WHAT IS ASKED:
Copy every line from the records below that holds the word "this".

DATA:
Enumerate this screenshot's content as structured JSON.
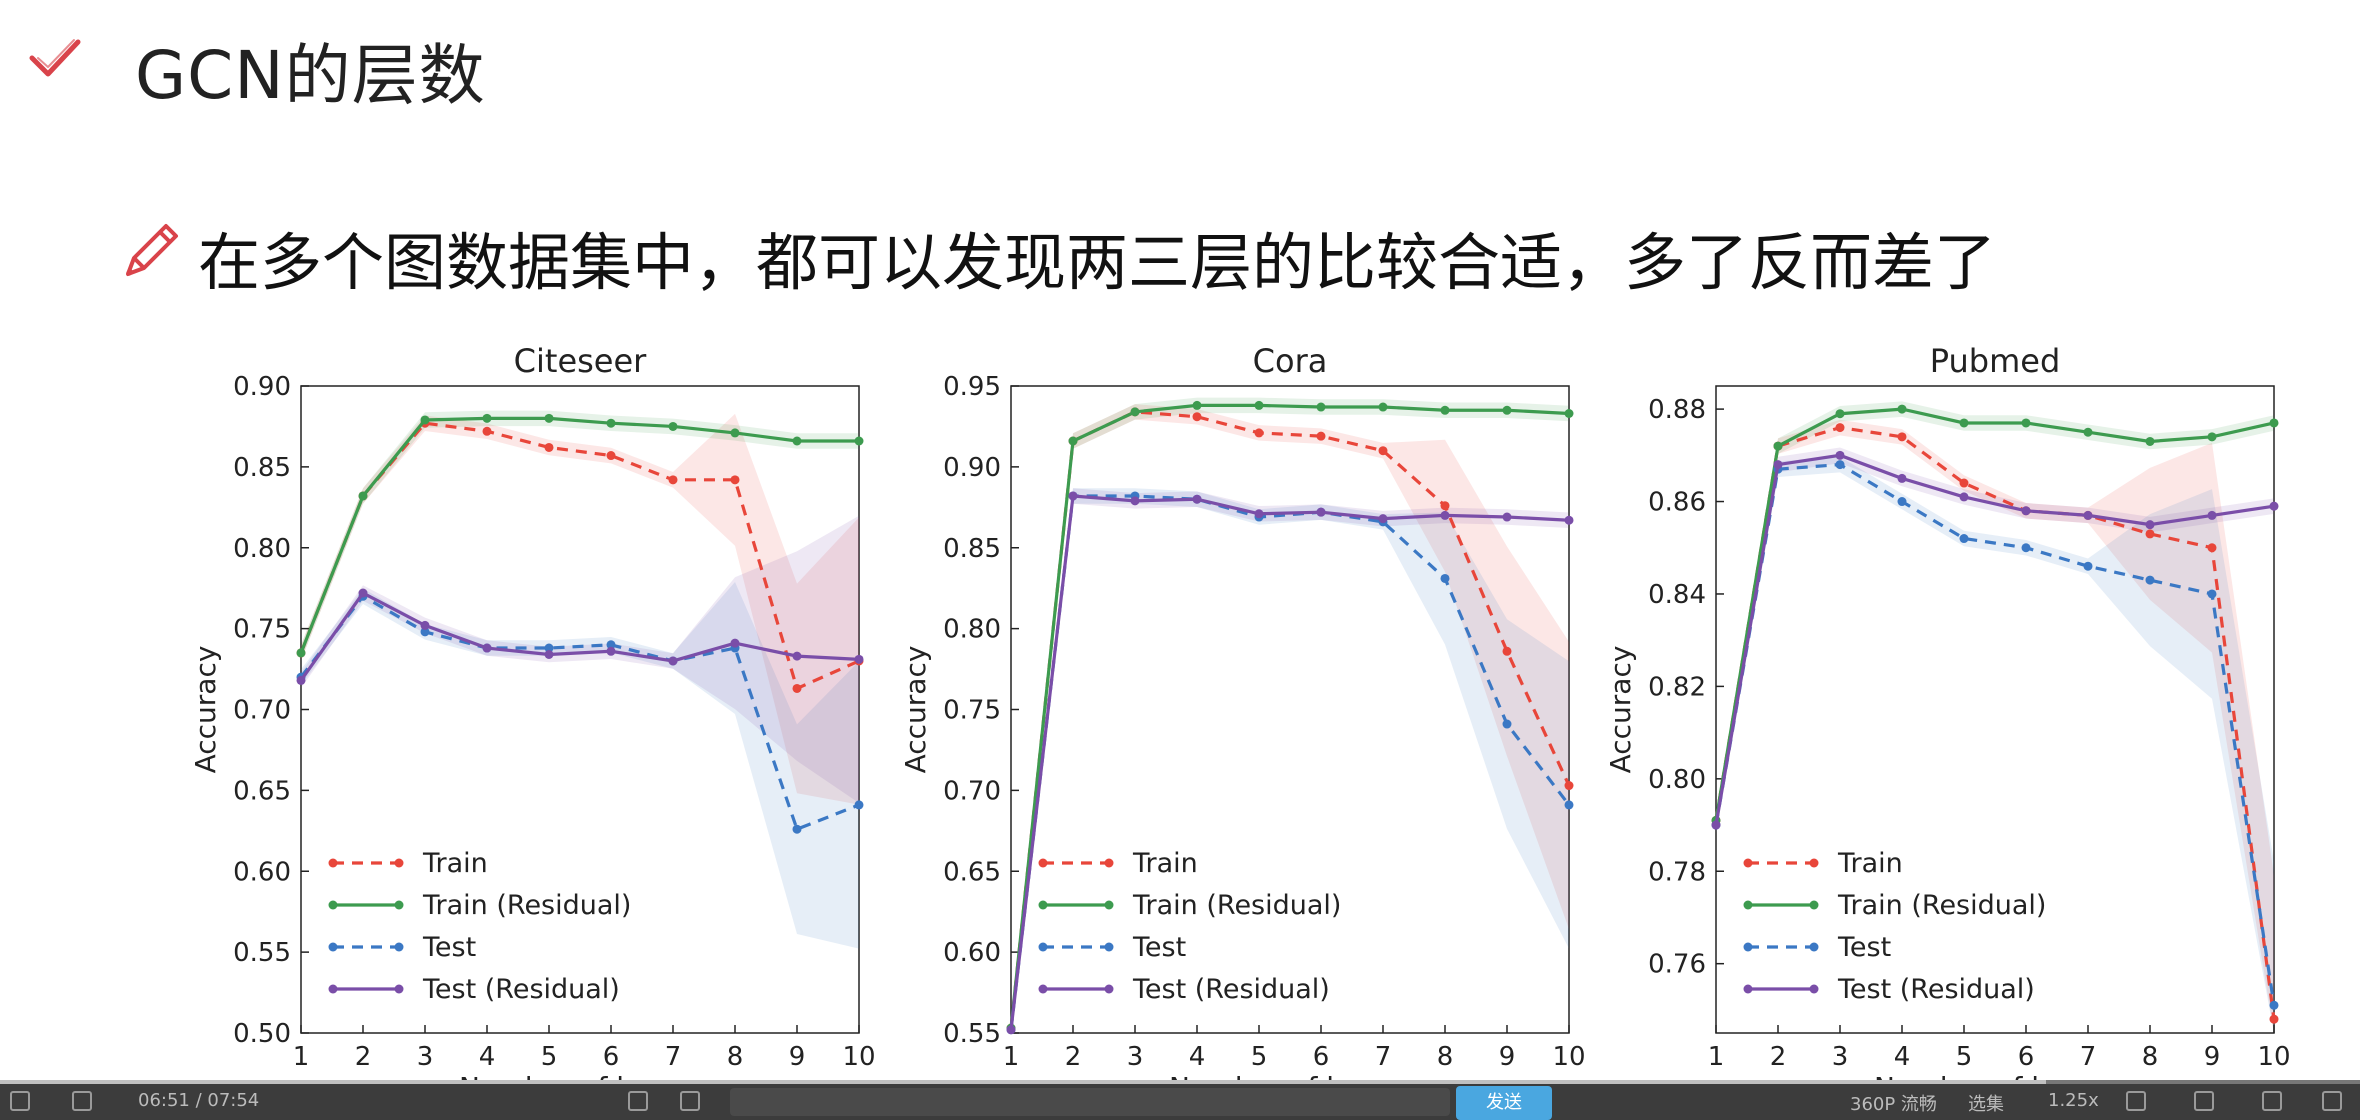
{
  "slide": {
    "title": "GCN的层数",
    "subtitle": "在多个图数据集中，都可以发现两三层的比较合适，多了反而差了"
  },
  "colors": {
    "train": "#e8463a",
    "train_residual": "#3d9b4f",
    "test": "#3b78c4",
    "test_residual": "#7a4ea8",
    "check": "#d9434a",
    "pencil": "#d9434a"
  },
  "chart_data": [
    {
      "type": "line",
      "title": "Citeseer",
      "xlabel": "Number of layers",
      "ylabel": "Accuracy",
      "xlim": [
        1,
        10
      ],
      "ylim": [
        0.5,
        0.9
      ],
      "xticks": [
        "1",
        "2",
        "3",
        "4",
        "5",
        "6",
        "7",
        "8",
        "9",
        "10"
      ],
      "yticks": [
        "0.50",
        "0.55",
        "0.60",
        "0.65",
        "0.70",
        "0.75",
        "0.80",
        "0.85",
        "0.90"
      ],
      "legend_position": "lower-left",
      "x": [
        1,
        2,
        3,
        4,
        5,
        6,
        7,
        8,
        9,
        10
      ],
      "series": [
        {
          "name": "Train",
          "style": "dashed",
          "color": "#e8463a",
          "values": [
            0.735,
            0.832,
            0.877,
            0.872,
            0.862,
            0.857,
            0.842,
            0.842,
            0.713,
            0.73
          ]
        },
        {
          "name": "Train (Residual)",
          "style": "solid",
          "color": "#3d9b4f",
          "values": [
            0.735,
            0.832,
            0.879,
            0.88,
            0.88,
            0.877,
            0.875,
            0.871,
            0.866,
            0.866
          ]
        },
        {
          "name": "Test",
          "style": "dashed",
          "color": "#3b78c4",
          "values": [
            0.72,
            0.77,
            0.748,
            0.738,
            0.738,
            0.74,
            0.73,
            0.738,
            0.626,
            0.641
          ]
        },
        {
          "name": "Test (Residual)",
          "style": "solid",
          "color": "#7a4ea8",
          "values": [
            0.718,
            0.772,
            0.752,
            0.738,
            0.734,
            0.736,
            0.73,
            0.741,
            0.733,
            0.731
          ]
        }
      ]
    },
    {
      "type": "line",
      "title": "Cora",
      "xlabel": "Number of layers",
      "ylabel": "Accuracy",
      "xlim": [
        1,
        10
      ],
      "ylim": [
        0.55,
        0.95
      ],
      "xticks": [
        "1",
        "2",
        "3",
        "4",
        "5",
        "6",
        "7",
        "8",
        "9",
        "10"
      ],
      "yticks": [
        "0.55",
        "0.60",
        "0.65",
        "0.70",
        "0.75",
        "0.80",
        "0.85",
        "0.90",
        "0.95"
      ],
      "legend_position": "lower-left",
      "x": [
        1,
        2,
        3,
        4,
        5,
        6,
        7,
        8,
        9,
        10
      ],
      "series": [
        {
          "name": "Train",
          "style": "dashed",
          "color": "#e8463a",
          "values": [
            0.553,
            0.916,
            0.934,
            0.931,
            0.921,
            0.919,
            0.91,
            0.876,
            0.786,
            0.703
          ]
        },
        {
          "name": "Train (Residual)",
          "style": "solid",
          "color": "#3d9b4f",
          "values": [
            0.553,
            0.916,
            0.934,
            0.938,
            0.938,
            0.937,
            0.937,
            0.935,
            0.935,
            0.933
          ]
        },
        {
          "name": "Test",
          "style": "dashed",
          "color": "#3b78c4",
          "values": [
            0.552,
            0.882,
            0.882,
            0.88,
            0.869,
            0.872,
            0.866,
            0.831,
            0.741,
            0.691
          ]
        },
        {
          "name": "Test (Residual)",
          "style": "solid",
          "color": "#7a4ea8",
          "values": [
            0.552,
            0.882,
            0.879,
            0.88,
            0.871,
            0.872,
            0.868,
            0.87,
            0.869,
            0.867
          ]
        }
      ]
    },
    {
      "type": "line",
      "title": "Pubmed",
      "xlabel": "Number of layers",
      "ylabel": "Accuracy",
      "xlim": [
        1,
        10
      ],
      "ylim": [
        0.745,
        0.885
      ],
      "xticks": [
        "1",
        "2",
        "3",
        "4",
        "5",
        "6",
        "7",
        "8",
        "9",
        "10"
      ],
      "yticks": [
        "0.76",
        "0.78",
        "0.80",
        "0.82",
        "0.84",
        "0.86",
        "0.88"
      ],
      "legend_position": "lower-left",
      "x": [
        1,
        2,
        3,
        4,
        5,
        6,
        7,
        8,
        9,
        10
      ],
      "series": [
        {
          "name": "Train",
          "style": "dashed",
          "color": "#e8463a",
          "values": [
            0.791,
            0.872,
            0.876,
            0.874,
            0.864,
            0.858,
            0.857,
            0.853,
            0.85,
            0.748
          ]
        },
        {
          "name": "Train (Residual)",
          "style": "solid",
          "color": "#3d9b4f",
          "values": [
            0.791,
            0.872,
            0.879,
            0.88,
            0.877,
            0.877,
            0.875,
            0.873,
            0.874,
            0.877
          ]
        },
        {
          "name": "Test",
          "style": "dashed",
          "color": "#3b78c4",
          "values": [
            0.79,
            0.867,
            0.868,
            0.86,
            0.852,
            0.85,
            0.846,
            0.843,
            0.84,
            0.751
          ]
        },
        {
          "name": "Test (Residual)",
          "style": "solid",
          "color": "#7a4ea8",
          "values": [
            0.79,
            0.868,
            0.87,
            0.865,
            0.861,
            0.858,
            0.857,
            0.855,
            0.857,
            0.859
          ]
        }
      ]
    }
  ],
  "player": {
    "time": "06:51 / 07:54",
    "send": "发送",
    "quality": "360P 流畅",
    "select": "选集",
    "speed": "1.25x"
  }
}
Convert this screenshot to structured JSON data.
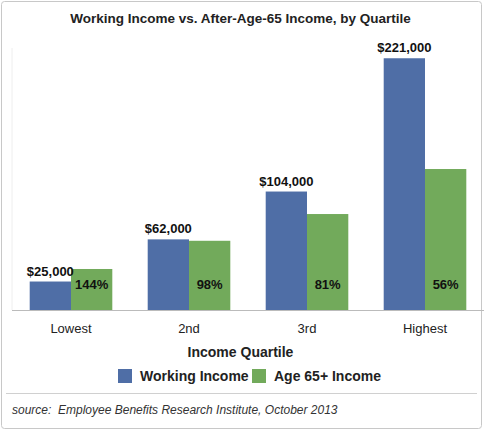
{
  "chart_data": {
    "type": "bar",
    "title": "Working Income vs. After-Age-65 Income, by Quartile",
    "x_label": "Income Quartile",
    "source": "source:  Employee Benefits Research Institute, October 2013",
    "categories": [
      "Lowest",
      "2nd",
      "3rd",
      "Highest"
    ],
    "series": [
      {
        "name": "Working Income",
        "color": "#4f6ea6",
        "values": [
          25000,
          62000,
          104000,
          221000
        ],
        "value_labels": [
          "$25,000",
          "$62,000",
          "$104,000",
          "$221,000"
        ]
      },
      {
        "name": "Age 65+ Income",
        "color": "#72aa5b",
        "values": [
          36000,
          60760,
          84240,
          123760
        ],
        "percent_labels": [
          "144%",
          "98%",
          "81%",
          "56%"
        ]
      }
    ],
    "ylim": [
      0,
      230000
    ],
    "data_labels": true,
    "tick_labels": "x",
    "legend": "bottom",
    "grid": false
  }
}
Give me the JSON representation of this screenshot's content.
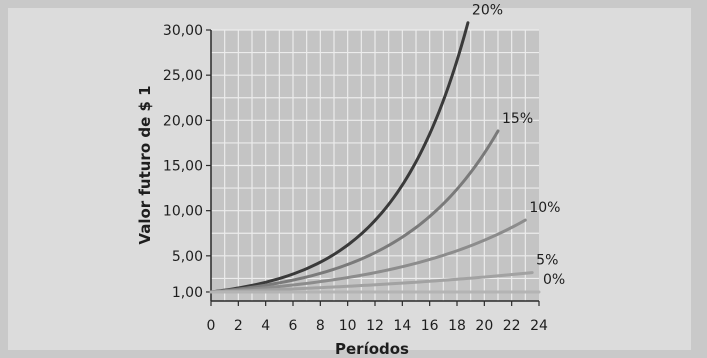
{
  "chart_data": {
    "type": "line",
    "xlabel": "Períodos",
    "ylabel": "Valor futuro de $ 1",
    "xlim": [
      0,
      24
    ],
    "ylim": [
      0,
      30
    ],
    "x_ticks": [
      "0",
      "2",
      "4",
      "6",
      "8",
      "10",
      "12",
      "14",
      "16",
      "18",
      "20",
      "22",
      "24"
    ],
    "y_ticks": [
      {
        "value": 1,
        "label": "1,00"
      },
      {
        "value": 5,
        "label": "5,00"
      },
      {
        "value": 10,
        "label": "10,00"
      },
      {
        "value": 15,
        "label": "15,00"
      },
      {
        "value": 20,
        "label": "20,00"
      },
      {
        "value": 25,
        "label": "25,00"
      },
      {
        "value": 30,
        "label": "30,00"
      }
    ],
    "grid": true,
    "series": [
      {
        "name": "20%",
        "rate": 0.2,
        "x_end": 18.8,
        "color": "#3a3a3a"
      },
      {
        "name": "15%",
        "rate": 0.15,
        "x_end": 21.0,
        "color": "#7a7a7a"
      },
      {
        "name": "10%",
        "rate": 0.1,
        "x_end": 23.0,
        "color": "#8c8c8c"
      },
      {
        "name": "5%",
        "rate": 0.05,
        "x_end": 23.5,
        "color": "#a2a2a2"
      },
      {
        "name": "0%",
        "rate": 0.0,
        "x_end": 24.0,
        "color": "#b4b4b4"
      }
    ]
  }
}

TASK RESULT:
Enumerate this screenshot's content as structured JSON.
Convert this screenshot to structured JSON data.
Give me the JSON representation of this screenshot's content.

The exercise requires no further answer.